#### Input for this task

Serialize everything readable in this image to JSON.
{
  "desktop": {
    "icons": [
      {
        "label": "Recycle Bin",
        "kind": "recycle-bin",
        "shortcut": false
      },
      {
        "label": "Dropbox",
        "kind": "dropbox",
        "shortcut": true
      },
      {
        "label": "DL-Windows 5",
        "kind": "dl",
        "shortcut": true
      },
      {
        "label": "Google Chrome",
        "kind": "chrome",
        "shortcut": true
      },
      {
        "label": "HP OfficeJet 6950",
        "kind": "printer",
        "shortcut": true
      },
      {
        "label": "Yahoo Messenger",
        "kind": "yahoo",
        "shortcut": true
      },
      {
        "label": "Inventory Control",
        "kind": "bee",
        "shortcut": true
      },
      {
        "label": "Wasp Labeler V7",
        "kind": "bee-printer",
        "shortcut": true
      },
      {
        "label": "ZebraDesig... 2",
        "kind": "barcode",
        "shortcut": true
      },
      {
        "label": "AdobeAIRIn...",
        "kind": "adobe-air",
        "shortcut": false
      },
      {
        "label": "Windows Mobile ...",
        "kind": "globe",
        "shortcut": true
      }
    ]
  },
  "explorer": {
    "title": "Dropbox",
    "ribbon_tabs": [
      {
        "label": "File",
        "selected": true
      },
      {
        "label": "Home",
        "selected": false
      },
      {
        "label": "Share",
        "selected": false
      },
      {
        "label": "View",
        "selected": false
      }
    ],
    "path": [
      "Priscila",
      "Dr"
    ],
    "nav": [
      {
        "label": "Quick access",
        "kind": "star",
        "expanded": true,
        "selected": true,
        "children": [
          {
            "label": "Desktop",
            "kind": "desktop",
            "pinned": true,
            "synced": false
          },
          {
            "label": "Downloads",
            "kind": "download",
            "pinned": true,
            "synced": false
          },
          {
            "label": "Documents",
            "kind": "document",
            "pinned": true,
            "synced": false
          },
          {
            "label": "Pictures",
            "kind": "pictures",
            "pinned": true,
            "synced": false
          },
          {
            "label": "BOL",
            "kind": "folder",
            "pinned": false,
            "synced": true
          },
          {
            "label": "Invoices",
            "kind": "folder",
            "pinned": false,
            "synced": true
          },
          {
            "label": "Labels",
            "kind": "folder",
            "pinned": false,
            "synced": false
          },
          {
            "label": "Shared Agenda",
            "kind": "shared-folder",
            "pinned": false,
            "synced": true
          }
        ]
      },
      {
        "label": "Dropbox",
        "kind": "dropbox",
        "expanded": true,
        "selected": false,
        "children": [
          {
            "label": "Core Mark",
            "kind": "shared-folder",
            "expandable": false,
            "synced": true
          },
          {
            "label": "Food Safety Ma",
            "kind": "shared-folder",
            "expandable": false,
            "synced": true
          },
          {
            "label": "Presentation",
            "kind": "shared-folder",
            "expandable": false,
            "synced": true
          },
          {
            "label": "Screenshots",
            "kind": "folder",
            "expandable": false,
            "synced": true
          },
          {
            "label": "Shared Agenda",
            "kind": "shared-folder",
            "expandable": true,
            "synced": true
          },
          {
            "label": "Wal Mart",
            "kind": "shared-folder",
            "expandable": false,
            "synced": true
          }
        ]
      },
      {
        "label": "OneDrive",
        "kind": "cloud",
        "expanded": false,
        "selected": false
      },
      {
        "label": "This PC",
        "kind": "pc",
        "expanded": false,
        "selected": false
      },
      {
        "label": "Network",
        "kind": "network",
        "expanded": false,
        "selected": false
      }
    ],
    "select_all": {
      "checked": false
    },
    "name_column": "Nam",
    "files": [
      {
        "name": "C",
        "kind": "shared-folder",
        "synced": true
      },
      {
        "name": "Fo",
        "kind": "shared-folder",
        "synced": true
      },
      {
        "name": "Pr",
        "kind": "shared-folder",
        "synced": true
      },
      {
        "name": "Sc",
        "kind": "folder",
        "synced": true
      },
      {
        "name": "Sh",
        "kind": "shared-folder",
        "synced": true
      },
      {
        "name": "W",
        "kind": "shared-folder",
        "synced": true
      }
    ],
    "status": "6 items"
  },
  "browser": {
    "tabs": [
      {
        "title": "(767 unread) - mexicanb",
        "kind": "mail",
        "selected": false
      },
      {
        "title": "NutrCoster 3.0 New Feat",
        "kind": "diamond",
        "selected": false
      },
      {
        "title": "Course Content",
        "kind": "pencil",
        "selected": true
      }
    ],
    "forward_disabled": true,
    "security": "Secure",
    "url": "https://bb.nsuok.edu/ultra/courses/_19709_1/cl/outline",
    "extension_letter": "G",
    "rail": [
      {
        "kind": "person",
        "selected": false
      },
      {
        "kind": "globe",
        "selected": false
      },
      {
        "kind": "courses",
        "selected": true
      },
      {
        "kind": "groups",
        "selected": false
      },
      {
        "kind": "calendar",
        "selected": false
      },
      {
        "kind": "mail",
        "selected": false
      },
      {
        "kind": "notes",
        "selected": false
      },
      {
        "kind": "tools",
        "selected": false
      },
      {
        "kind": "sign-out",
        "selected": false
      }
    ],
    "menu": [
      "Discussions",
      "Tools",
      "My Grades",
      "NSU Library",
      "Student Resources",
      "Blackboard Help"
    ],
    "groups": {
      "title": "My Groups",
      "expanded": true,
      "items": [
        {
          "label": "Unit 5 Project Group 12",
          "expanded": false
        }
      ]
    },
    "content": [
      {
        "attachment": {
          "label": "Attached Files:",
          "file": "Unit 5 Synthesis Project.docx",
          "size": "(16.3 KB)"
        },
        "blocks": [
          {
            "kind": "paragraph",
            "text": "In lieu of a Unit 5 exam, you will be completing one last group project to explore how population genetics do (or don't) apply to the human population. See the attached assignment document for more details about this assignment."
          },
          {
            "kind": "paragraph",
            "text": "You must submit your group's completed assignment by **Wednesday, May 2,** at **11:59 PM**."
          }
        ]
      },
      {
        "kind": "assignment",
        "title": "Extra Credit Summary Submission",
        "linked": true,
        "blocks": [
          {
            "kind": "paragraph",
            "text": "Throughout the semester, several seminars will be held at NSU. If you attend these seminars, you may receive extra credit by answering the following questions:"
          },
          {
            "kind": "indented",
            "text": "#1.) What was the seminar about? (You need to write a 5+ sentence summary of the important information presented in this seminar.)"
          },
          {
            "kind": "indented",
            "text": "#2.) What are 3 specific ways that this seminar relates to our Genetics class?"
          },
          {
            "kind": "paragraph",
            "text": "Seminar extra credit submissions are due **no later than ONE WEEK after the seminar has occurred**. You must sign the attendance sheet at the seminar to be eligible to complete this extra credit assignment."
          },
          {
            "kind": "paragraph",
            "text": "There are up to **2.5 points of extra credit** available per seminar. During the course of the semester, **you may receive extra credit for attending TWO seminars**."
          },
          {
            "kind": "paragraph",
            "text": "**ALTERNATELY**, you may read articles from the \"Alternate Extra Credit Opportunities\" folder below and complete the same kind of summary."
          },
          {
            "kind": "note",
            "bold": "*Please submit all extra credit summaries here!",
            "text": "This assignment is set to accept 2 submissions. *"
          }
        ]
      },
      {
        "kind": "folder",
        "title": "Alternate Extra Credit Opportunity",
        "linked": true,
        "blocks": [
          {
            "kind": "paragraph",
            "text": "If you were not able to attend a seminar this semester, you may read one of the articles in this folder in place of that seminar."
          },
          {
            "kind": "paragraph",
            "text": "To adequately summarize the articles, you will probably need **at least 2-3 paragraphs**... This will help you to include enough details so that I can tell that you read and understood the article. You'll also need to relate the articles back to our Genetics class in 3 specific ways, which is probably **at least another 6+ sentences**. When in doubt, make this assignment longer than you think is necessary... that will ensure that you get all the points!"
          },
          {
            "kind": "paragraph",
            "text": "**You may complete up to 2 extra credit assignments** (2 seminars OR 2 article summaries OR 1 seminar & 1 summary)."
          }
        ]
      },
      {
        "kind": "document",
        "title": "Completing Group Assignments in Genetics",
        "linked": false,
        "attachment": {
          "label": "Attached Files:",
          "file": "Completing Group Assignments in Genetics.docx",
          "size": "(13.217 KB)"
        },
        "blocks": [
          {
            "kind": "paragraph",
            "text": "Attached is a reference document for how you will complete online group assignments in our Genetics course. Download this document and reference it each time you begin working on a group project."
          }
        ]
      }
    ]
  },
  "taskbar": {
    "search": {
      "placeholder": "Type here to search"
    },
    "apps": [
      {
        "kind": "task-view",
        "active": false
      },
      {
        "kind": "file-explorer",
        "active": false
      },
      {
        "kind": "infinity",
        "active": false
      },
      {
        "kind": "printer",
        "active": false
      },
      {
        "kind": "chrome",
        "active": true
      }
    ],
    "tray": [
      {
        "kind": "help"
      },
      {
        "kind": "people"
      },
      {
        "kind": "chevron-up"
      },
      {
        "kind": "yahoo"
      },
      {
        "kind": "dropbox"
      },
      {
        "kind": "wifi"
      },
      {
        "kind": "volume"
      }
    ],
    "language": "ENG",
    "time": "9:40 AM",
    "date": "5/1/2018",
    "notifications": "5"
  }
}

########

_Prompt_. Pull every line holding "that" out of the records.

_Solution for this problem_.
            "text": "#2.) What are 3 specific ways that this seminar relates to our Genetics class?"
            "text": "If you were not able to attend a seminar this semester, you may read one of the articles in this folder in place of that seminar."
            "text": "To adequately summarize the articles, you will probably need **at least 2-3 paragraphs**... This will help you to include enough details so that I can tell that you read and understood the article. You'll also need to relate the articles back to our Genetics class in 3 specific ways, which is probably **at least another 6+ sentences**. When in doubt, make this assignment longer than you think is necessary... that will ensure that you get all the points!"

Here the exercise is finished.